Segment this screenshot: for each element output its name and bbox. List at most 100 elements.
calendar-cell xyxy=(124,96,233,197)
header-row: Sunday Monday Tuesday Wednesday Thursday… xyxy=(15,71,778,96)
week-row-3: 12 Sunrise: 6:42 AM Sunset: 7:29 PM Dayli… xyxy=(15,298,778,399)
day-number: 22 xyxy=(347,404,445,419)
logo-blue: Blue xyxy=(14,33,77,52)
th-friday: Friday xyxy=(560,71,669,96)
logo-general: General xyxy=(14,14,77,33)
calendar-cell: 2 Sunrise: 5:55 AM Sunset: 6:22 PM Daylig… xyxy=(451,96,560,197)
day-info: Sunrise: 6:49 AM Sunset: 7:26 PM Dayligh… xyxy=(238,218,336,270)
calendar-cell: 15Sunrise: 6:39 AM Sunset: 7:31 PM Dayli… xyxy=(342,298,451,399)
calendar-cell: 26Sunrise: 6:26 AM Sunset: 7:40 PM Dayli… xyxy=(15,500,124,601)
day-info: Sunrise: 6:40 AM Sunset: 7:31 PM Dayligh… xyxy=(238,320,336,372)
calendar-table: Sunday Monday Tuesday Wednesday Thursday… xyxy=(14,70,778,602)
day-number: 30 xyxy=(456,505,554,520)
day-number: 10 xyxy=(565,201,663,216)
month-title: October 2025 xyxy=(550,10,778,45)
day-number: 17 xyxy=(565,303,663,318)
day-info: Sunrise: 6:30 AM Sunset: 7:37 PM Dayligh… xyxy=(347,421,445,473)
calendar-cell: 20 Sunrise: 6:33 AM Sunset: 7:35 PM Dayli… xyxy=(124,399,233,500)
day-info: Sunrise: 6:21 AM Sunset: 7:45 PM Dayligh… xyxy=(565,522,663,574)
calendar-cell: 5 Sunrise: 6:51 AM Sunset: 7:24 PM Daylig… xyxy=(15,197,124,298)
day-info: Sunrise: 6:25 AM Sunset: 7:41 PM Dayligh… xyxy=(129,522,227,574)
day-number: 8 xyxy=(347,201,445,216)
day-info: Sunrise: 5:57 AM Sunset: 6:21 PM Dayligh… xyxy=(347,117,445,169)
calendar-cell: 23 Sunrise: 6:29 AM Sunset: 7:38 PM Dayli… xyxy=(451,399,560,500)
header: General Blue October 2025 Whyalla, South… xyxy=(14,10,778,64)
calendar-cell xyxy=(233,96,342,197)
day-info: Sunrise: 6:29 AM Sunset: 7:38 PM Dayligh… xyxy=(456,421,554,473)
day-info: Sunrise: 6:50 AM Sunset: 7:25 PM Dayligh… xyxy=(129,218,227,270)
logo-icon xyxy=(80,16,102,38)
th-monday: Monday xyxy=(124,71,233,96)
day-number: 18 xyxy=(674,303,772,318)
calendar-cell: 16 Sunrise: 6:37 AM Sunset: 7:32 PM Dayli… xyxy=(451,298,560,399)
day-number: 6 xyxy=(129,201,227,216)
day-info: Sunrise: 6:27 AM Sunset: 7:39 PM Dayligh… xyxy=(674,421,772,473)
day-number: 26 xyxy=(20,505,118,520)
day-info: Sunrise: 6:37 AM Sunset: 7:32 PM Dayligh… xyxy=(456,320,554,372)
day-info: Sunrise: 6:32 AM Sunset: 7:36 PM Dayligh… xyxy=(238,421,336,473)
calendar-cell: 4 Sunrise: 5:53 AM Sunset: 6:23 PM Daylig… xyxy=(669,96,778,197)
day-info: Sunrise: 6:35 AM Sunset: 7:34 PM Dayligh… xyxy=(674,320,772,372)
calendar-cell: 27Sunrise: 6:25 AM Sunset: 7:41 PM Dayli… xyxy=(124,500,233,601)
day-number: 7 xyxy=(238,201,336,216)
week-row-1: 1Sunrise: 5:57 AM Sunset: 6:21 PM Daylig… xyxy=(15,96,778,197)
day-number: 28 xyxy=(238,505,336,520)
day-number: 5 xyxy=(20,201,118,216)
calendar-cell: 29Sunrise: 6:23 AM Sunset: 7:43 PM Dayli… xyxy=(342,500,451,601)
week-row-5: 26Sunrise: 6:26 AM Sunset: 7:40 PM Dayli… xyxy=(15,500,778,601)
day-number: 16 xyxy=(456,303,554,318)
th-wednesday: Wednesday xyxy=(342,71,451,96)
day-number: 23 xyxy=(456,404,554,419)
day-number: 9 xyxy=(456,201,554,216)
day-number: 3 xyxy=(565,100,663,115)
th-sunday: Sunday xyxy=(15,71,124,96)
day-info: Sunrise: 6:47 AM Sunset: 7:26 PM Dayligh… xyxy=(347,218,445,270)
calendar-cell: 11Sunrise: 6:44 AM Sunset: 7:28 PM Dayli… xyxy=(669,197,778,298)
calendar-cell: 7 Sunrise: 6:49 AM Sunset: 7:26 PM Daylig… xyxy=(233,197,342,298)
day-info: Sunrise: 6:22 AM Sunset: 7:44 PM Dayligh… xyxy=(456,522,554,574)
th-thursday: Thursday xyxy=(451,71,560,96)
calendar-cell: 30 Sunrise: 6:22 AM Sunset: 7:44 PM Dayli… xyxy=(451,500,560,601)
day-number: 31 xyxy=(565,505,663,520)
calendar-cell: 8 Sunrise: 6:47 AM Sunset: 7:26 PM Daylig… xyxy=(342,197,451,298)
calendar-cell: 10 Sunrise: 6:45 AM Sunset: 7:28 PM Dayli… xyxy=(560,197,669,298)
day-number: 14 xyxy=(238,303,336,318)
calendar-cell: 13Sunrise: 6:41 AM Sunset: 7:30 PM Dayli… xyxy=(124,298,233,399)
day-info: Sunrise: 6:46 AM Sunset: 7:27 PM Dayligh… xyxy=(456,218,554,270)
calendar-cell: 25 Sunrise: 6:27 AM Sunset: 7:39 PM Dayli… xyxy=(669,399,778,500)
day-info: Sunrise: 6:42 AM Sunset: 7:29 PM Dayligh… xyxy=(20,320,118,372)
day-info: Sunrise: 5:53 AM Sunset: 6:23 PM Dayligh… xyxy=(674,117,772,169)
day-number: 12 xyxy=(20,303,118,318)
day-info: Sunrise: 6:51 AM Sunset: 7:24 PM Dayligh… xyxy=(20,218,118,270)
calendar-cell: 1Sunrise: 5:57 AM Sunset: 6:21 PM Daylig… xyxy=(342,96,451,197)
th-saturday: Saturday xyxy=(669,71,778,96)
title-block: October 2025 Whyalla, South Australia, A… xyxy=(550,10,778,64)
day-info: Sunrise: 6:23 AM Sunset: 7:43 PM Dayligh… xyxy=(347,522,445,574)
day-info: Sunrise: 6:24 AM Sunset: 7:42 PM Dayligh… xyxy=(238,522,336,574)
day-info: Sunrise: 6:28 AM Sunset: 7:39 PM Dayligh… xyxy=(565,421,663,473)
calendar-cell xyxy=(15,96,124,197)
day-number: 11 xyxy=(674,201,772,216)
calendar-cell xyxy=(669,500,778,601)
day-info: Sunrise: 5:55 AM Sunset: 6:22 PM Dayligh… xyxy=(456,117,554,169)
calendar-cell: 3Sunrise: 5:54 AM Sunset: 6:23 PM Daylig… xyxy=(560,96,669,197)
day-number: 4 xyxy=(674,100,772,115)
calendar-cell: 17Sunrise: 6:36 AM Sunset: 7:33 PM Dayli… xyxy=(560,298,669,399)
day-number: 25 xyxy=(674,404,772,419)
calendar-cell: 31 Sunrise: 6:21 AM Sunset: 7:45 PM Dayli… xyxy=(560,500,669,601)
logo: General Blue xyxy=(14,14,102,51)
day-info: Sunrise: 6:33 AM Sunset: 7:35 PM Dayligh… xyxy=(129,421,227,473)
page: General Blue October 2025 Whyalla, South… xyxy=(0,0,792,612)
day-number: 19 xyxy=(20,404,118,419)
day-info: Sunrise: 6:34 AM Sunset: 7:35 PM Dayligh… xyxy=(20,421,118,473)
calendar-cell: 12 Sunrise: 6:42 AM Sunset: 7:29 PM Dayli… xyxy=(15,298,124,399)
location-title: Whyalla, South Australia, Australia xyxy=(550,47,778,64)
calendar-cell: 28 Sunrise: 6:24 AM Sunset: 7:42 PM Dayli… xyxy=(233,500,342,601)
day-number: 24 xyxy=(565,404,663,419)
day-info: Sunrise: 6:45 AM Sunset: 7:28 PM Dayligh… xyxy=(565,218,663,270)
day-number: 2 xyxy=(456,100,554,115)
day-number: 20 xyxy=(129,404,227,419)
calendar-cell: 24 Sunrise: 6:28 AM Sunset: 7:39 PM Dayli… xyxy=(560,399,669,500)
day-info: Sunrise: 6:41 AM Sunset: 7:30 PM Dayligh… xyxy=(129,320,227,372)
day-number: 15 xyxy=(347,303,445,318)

● ● ● ● ● ● ●

Exercise description
Write out the lines above, from the first one through the line containing "week-row-3: 12 Sunrise: 6:42". Include both of those lines.

Result for this exercise
Segment this screenshot: for each element output its name and bbox. List at most 100 elements.
calendar-cell xyxy=(124,96,233,197)
header-row: Sunday Monday Tuesday Wednesday Thursday… xyxy=(15,71,778,96)
week-row-3: 12 Sunrise: 6:42 AM Sunset: 7:29 PM Dayli… xyxy=(15,298,778,399)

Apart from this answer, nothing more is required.